:: Records provided ::
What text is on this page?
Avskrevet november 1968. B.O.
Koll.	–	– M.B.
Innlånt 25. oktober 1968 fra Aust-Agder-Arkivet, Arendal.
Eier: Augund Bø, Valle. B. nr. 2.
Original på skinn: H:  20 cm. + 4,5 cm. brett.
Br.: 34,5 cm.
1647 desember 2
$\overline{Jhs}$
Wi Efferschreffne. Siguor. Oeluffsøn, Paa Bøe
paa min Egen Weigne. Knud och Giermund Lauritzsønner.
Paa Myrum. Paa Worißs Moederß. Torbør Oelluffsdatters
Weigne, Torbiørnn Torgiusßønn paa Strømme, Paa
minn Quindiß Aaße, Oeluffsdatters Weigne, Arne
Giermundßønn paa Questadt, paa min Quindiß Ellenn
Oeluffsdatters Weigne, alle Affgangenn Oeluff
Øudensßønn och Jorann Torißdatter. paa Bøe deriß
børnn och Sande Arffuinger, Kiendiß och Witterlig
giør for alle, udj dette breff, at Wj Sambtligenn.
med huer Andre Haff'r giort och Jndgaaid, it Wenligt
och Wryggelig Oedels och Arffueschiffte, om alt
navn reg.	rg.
:::
What you are asked to do
Using the data above, return each line exactly as written.

Reply
What text is on this page?
Avskrevet november 1968. B.O.
Koll.	–	– M.B.
Innlånt 25. oktober 1968 fra Aust-Agder-Arkivet, Arendal.
Eier: Augund Bø, Valle. B. nr. 2.
Original på skinn: H:  20 cm. + 4,5 cm. brett.
Br.: 34,5 cm.
1647 desember 2
$\overline{Jhs}$
Wi Efferschreffne. Siguor. Oeluffsøn, Paa Bøe
paa min Egen Weigne. Knud och Giermund Lauritzsønner.
Paa Myrum. Paa Worißs Moederß. Torbør Oelluffsdatters
Weigne, Torbiørnn Torgiusßønn paa Strømme, Paa
minn Quindiß Aaße, Oeluffsdatters Weigne, Arne
Giermundßønn paa Questadt, paa min Quindiß Ellenn
Oeluffsdatters Weigne, alle Affgangenn Oeluff
Øudensßønn och Jorann Torißdatter. paa Bøe deriß
børnn och Sande Arffuinger, Kiendiß och Witterlig
giør for alle, udj dette breff, at Wj Sambtligenn.
med huer Andre Haff'r giort och Jndgaaid, it Wenligt
och Wryggelig Oedels och Arffueschiffte, om alt
navn reg.	rg.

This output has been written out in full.